### Exercise objective
In your copy, reproduce the entries exactly as they are, minus the images.

..............................

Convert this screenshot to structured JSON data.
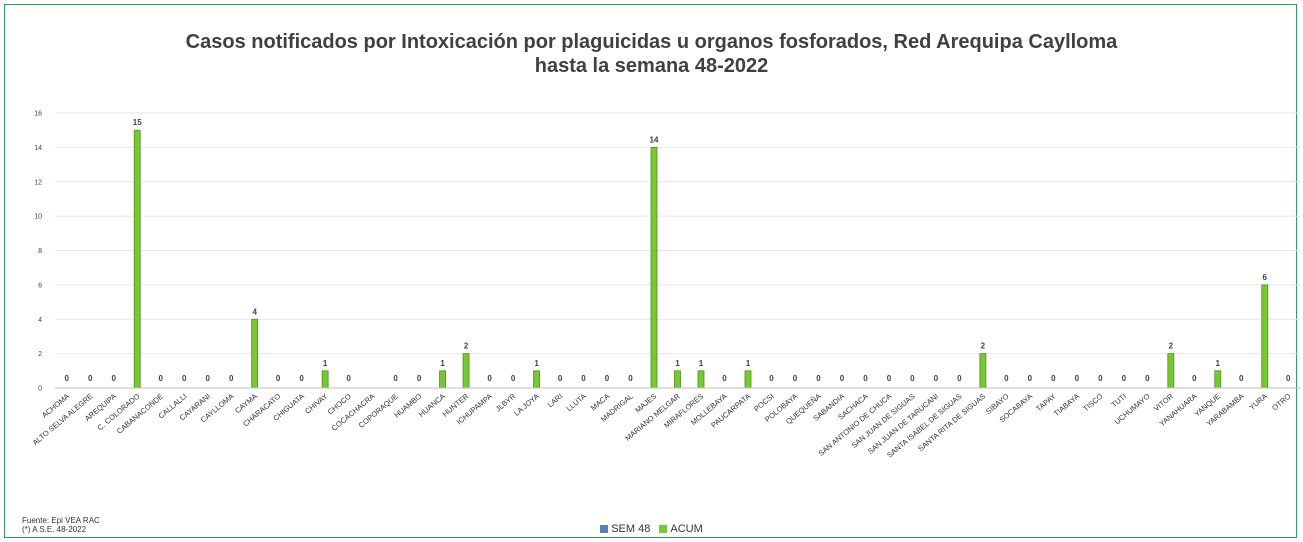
{
  "colors": {
    "sem48": "#5b7fb5",
    "acum": "#77c832",
    "acum_dark": "#4f8f1f",
    "grid": "#e6e6e6",
    "border": "#2f9e5a"
  },
  "chart_data": {
    "type": "bar",
    "title": "Casos notificados por Intoxicación por plaguicidas u organos fosforados, Red Arequipa Caylloma",
    "subtitle": "hasta la semana 48-2022",
    "xlabel": "",
    "ylabel": "",
    "ylim": [
      0,
      16
    ],
    "yticks": [
      "0",
      "2",
      "4",
      "6",
      "8",
      "10",
      "12",
      "14",
      "16"
    ],
    "grid": true,
    "legend_position": "bottom",
    "categories": [
      "ACHOMA",
      "ALTO SELVA ALEGRE",
      "AREQUIPA",
      "C. COLORADO",
      "CABANACONDE",
      "CALLALLI",
      "CAYARANI",
      "CAYLLOMA",
      "CAYMA",
      "CHARACATO",
      "CHIGUATA",
      "CHIVAY",
      "CHOCO",
      "COCACHACRA",
      "COPORAQUE",
      "HUAMBO",
      "HUANCA",
      "HUNTER",
      "ICHUPAMPA",
      "JLBYR",
      "LA JOYA",
      "LARI",
      "LLUTA",
      "MACA",
      "MADRIGAL",
      "MAJES",
      "MARIANO MELGAR",
      "MIRAFLORES",
      "MOLLEBAYA",
      "PAUCARPATA",
      "POCSI",
      "POLOBAYA",
      "QUEQUEÑA",
      "SABANDIA",
      "SACHACA",
      "SAN ANTONIO DE CHUCA",
      "SAN JUAN DE SIGUAS",
      "SAN JUAN DE TARUCANI",
      "SANTA ISABEL DE SIGUAS",
      "SANTA RITA DE SIGUAS",
      "SIBAYO",
      "SOCABAYA",
      "TAPAY",
      "TIABAYA",
      "TISCO",
      "TUTI",
      "UCHUMAYO",
      "VITOR",
      "YANAHUARA",
      "YANQUE",
      "YARABAMBA",
      "YURA",
      "OTRO"
    ],
    "series": [
      {
        "name": "SEM 48",
        "values": [
          0,
          0,
          0,
          0,
          0,
          0,
          0,
          0,
          0,
          0,
          0,
          0,
          0,
          0,
          0,
          0,
          0,
          0,
          0,
          0,
          0,
          0,
          0,
          0,
          0,
          0,
          0,
          0,
          0,
          0,
          0,
          0,
          0,
          0,
          0,
          0,
          0,
          0,
          0,
          0,
          0,
          0,
          0,
          0,
          0,
          0,
          0,
          0,
          0,
          0,
          0,
          0,
          0
        ]
      },
      {
        "name": "ACUM",
        "values": [
          0,
          0,
          0,
          15,
          0,
          0,
          0,
          0,
          4,
          0,
          0,
          1,
          0,
          null,
          0,
          0,
          1,
          2,
          0,
          0,
          1,
          0,
          0,
          0,
          0,
          14,
          1,
          1,
          0,
          1,
          0,
          0,
          0,
          0,
          0,
          0,
          0,
          0,
          0,
          2,
          0,
          0,
          0,
          0,
          0,
          0,
          0,
          2,
          0,
          1,
          0,
          6,
          0
        ]
      }
    ]
  },
  "footer": {
    "source_line1": "Fuente:  Epi VEA RAC",
    "source_line2": "(*) A S.E. 48-2022"
  }
}
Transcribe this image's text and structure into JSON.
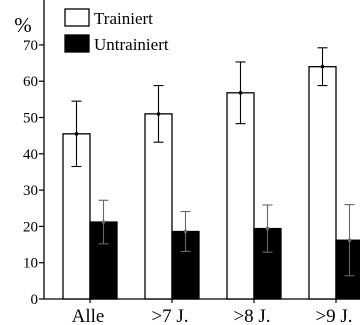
{
  "chart_data": {
    "type": "bar",
    "title": "",
    "ylabel": "%",
    "xlabel": "",
    "ylim": [
      0,
      70
    ],
    "yticks": [
      0,
      10,
      20,
      30,
      40,
      50,
      60,
      70
    ],
    "categories": [
      "Alle",
      ">7 J.",
      ">8 J.",
      ">9 J."
    ],
    "series": [
      {
        "name": "Trainiert",
        "values": [
          45.5,
          51,
          56.8,
          64
        ],
        "error": [
          9,
          7.8,
          8.5,
          5.2
        ],
        "fill": "#ffffff"
      },
      {
        "name": "Untrainiert",
        "values": [
          21.2,
          18.6,
          19.4,
          16.2
        ],
        "error": [
          6,
          5.5,
          6.5,
          9.8
        ],
        "fill": "#000000"
      }
    ],
    "legend": "top-left",
    "grid": false
  }
}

..............................

### Worked answer
Convert this screenshot to structured JSON data.
{
  "colors": {
    "sem48": "#5b7fb5",
    "acum": "#77c832",
    "acum_dark": "#4f8f1f",
    "grid": "#e6e6e6",
    "border": "#2f9e5a"
  },
  "chart_data": {
    "type": "bar",
    "title": "Casos notificados por Intoxicación por plaguicidas u organos fosforados, Red Arequipa Caylloma",
    "subtitle": "hasta la semana 48-2022",
    "xlabel": "",
    "ylabel": "",
    "ylim": [
      0,
      16
    ],
    "yticks": [
      "0",
      "2",
      "4",
      "6",
      "8",
      "10",
      "12",
      "14",
      "16"
    ],
    "grid": true,
    "legend_position": "bottom",
    "categories": [
      "ACHOMA",
      "ALTO SELVA ALEGRE",
      "AREQUIPA",
      "C. COLORADO",
      "CABANACONDE",
      "CALLALLI",
      "CAYARANI",
      "CAYLLOMA",
      "CAYMA",
      "CHARACATO",
      "CHIGUATA",
      "CHIVAY",
      "CHOCO",
      "COCACHACRA",
      "COPORAQUE",
      "HUAMBO",
      "HUANCA",
      "HUNTER",
      "ICHUPAMPA",
      "JLBYR",
      "LA JOYA",
      "LARI",
      "LLUTA",
      "MACA",
      "MADRIGAL",
      "MAJES",
      "MARIANO MELGAR",
      "MIRAFLORES",
      "MOLLEBAYA",
      "PAUCARPATA",
      "POCSI",
      "POLOBAYA",
      "QUEQUEÑA",
      "SABANDIA",
      "SACHACA",
      "SAN ANTONIO DE CHUCA",
      "SAN JUAN DE SIGUAS",
      "SAN JUAN DE TARUCANI",
      "SANTA ISABEL DE SIGUAS",
      "SANTA RITA DE SIGUAS",
      "SIBAYO",
      "SOCABAYA",
      "TAPAY",
      "TIABAYA",
      "TISCO",
      "TUTI",
      "UCHUMAYO",
      "VITOR",
      "YANAHUARA",
      "YANQUE",
      "YARABAMBA",
      "YURA",
      "OTRO"
    ],
    "series": [
      {
        "name": "SEM 48",
        "values": [
          0,
          0,
          0,
          0,
          0,
          0,
          0,
          0,
          0,
          0,
          0,
          0,
          0,
          0,
          0,
          0,
          0,
          0,
          0,
          0,
          0,
          0,
          0,
          0,
          0,
          0,
          0,
          0,
          0,
          0,
          0,
          0,
          0,
          0,
          0,
          0,
          0,
          0,
          0,
          0,
          0,
          0,
          0,
          0,
          0,
          0,
          0,
          0,
          0,
          0,
          0,
          0,
          0
        ]
      },
      {
        "name": "ACUM",
        "values": [
          0,
          0,
          0,
          15,
          0,
          0,
          0,
          0,
          4,
          0,
          0,
          1,
          0,
          null,
          0,
          0,
          1,
          2,
          0,
          0,
          1,
          0,
          0,
          0,
          0,
          14,
          1,
          1,
          0,
          1,
          0,
          0,
          0,
          0,
          0,
          0,
          0,
          0,
          0,
          2,
          0,
          0,
          0,
          0,
          0,
          0,
          0,
          2,
          0,
          1,
          0,
          6,
          0
        ]
      }
    ]
  },
  "footer": {
    "source_line1": "Fuente:  Epi VEA RAC",
    "source_line2": "(*) A S.E. 48-2022"
  }
}
Transcribe this image's text and structure into JSON.
{
  "chart_data": {
    "type": "bar",
    "title": "",
    "ylabel": "%",
    "xlabel": "",
    "ylim": [
      0,
      70
    ],
    "yticks": [
      0,
      10,
      20,
      30,
      40,
      50,
      60,
      70
    ],
    "categories": [
      "Alle",
      ">7 J.",
      ">8 J.",
      ">9 J."
    ],
    "series": [
      {
        "name": "Trainiert",
        "values": [
          45.5,
          51,
          56.8,
          64
        ],
        "error": [
          9,
          7.8,
          8.5,
          5.2
        ],
        "fill": "#ffffff"
      },
      {
        "name": "Untrainiert",
        "values": [
          21.2,
          18.6,
          19.4,
          16.2
        ],
        "error": [
          6,
          5.5,
          6.5,
          9.8
        ],
        "fill": "#000000"
      }
    ],
    "legend": "top-left",
    "grid": false
  }
}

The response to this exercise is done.